(begin)
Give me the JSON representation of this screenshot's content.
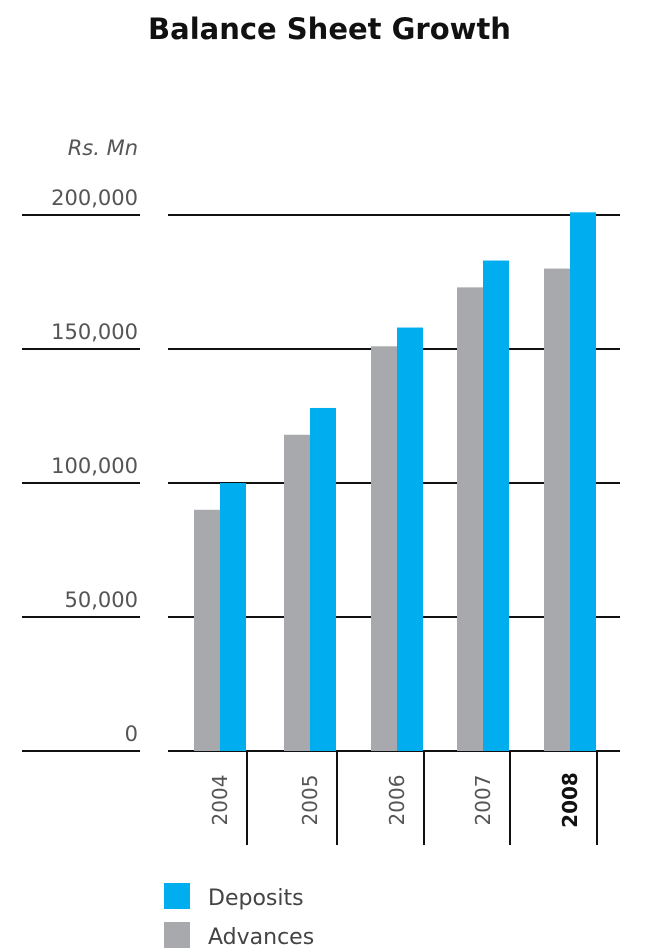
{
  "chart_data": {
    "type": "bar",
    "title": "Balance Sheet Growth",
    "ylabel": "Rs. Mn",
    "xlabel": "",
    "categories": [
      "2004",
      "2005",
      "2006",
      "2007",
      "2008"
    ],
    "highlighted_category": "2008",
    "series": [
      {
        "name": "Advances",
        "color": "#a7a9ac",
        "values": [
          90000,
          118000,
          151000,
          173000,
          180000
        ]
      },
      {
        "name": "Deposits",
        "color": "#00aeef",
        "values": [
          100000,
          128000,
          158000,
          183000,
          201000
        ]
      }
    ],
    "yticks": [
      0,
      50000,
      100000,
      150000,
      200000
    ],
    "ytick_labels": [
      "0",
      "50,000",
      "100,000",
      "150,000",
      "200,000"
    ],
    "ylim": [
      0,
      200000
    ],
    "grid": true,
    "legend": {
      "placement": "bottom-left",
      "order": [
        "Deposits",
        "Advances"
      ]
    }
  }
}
(end)
(begin)
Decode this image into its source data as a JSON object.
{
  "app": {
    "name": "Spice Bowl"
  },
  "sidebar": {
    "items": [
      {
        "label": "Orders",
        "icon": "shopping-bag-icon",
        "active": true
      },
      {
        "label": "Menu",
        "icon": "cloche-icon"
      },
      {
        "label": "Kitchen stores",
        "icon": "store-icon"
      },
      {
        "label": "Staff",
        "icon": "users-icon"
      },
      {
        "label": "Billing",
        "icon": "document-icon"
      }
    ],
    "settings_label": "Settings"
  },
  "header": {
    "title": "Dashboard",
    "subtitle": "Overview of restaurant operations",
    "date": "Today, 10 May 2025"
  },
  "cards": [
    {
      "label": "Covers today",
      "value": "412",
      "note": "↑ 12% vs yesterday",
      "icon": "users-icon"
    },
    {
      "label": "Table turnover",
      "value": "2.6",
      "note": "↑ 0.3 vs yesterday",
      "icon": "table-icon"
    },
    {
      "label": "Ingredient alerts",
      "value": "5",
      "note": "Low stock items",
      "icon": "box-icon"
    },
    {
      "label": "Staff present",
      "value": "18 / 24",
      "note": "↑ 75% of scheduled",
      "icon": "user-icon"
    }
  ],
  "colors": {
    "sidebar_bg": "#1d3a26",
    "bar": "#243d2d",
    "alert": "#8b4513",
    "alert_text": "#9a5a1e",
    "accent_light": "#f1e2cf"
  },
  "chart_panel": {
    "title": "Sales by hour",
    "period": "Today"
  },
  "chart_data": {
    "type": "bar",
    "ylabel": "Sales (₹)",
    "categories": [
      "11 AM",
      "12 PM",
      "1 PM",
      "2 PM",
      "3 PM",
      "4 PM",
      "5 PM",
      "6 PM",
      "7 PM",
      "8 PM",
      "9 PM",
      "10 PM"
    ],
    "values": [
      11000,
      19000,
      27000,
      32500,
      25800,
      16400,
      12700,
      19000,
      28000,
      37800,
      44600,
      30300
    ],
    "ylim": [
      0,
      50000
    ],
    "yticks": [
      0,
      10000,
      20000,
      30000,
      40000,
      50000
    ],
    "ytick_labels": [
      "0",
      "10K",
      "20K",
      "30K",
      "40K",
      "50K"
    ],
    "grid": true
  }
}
(end)
List every line above that contains the word "icon".

        "icon": "shopping-bag-icon",
        "icon": "cloche-icon"
        "icon": "store-icon"
        "icon": "users-icon"
        "icon": "document-icon"
      "icon": "users-icon"
      "icon": "table-icon"
      "icon": "box-icon"
      "icon": "user-icon"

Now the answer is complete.